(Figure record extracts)
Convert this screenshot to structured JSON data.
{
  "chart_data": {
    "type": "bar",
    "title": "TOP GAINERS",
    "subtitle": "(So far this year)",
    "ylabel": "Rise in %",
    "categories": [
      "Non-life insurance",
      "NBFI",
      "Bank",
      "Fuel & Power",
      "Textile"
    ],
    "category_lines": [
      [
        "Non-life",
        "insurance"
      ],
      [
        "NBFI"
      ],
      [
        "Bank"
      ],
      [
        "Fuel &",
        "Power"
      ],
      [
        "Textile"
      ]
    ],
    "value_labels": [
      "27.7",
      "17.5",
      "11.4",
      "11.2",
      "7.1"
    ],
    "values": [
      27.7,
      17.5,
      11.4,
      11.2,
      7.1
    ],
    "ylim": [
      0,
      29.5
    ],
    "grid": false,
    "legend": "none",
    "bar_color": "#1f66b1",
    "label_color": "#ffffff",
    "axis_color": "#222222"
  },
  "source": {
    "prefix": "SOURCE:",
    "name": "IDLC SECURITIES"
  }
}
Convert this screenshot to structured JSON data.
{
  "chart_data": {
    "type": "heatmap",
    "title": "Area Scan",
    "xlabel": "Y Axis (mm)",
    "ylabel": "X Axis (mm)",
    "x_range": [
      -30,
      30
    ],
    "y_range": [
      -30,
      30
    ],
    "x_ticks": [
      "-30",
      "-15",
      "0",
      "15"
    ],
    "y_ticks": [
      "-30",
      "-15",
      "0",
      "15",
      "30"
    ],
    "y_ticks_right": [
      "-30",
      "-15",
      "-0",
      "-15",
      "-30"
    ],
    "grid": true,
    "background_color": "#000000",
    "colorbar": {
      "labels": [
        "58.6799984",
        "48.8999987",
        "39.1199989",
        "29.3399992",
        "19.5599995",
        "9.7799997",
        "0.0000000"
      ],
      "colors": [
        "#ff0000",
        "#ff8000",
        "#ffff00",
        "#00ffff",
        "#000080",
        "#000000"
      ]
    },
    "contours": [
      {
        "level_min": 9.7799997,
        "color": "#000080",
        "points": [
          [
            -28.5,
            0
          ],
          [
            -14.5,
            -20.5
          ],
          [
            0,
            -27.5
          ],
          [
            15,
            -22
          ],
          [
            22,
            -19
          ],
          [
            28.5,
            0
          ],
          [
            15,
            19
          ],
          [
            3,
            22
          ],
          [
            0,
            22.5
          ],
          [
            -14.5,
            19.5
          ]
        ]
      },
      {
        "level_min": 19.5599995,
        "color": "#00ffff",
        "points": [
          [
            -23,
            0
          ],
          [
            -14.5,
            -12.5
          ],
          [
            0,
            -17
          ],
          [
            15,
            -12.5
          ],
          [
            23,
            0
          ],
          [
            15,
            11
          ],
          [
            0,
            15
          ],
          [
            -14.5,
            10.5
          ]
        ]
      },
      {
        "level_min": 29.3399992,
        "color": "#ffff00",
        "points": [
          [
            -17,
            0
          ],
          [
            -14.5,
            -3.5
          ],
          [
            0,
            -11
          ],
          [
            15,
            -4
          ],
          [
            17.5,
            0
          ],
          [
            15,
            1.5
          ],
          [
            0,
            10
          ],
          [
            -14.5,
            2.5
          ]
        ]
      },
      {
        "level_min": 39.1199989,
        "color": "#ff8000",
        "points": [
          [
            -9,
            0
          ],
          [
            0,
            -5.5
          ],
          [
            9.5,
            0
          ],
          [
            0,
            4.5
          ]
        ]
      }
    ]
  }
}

### THE TASK
Every entry above should be retyped exactly as shown.

### PROBLEM SOLUTION
Convert this screenshot to structured JSON data.
{
  "chart_data": {
    "type": "bar",
    "title": "TOP GAINERS",
    "subtitle": "(So far this year)",
    "ylabel": "Rise in %",
    "categories": [
      "Non-life insurance",
      "NBFI",
      "Bank",
      "Fuel & Power",
      "Textile"
    ],
    "category_lines": [
      [
        "Non-life",
        "insurance"
      ],
      [
        "NBFI"
      ],
      [
        "Bank"
      ],
      [
        "Fuel &",
        "Power"
      ],
      [
        "Textile"
      ]
    ],
    "value_labels": [
      "27.7",
      "17.5",
      "11.4",
      "11.2",
      "7.1"
    ],
    "values": [
      27.7,
      17.5,
      11.4,
      11.2,
      7.1
    ],
    "ylim": [
      0,
      29.5
    ],
    "grid": false,
    "legend": "none",
    "bar_color": "#1f66b1",
    "label_color": "#ffffff",
    "axis_color": "#222222"
  },
  "source": {
    "prefix": "SOURCE:",
    "name": "IDLC SECURITIES"
  }
}
Convert this screenshot to structured JSON data.
{
  "chart_data": {
    "type": "heatmap",
    "title": "Area Scan",
    "xlabel": "Y Axis (mm)",
    "ylabel": "X Axis (mm)",
    "x_range": [
      -30,
      30
    ],
    "y_range": [
      -30,
      30
    ],
    "x_ticks": [
      "-30",
      "-15",
      "0",
      "15"
    ],
    "y_ticks": [
      "-30",
      "-15",
      "0",
      "15",
      "30"
    ],
    "y_ticks_right": [
      "-30",
      "-15",
      "-0",
      "-15",
      "-30"
    ],
    "grid": true,
    "background_color": "#000000",
    "colorbar": {
      "labels": [
        "58.6799984",
        "48.8999987",
        "39.1199989",
        "29.3399992",
        "19.5599995",
        "9.7799997",
        "0.0000000"
      ],
      "colors": [
        "#ff0000",
        "#ff8000",
        "#ffff00",
        "#00ffff",
        "#000080",
        "#000000"
      ]
    },
    "contours": [
      {
        "level_min": 9.7799997,
        "color": "#000080",
        "points": [
          [
            -28.5,
            0
          ],
          [
            -14.5,
            -20.5
          ],
          [
            0,
            -27.5
          ],
          [
            15,
            -22
          ],
          [
            22,
            -19
          ],
          [
            28.5,
            0
          ],
          [
            15,
            19
          ],
          [
            3,
            22
          ],
          [
            0,
            22.5
          ],
          [
            -14.5,
            19.5
          ]
        ]
      },
      {
        "level_min": 19.5599995,
        "color": "#00ffff",
        "points": [
          [
            -23,
            0
          ],
          [
            -14.5,
            -12.5
          ],
          [
            0,
            -17
          ],
          [
            15,
            -12.5
          ],
          [
            23,
            0
          ],
          [
            15,
            11
          ],
          [
            0,
            15
          ],
          [
            -14.5,
            10.5
          ]
        ]
      },
      {
        "level_min": 29.3399992,
        "color": "#ffff00",
        "points": [
          [
            -17,
            0
          ],
          [
            -14.5,
            -3.5
          ],
          [
            0,
            -11
          ],
          [
            15,
            -4
          ],
          [
            17.5,
            0
          ],
          [
            15,
            1.5
          ],
          [
            0,
            10
          ],
          [
            -14.5,
            2.5
          ]
        ]
      },
      {
        "level_min": 39.1199989,
        "color": "#ff8000",
        "points": [
          [
            -9,
            0
          ],
          [
            0,
            -5.5
          ],
          [
            9.5,
            0
          ],
          [
            0,
            4.5
          ]
        ]
      }
    ]
  }
}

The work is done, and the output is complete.